From the listing below, pull out the lines that hold "Beken".
**** Records shown
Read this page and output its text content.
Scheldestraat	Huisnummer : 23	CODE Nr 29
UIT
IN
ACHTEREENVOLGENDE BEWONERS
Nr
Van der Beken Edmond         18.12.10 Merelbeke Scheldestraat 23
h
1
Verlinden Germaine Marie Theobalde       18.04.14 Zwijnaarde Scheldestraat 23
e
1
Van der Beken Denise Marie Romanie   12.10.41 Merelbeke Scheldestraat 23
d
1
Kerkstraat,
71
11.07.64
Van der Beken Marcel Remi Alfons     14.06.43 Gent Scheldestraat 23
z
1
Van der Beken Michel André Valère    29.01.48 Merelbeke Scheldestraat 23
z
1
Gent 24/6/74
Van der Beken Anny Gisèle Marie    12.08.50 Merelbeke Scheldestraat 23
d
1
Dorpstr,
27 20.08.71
********
**** Records shown
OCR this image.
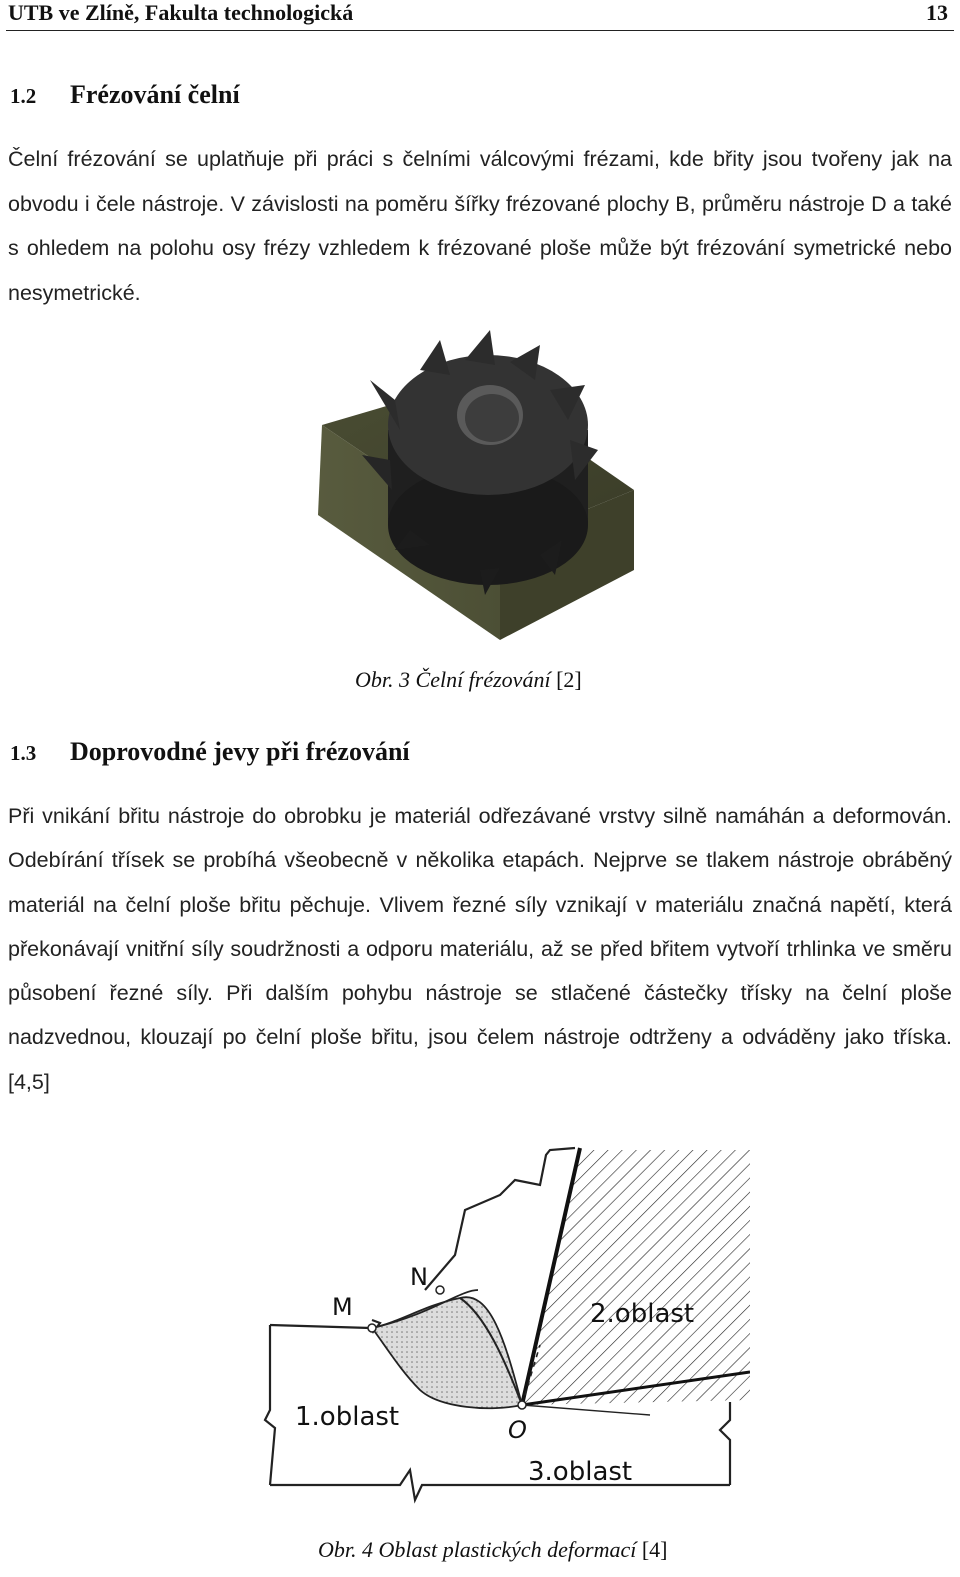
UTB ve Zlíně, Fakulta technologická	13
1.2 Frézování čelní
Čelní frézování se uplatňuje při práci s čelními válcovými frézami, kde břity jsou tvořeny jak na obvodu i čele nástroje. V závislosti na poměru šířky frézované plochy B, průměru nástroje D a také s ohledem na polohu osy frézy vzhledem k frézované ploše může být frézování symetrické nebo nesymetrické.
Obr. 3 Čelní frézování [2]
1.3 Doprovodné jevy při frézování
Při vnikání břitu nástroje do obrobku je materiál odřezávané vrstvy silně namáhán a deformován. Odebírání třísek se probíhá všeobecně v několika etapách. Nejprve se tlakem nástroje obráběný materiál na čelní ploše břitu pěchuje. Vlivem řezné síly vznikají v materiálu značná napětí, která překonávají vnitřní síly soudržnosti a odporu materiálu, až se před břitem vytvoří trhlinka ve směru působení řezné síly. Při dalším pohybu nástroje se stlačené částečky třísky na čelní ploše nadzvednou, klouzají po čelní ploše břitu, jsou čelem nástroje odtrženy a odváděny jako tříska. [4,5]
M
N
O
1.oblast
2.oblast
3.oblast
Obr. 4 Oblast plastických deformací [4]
********
**Expected answer**.
Van der Beken Edmond         18.12.10 Merelbeke Scheldestraat 23
Van der Beken Denise Marie Romanie   12.10.41 Merelbeke Scheldestraat 23
Van der Beken Marcel Remi Alfons     14.06.43 Gent Scheldestraat 23
Van der Beken Michel André Valère    29.01.48 Merelbeke Scheldestraat 23
Van der Beken Anny Gisèle Marie    12.08.50 Merelbeke Scheldestraat 23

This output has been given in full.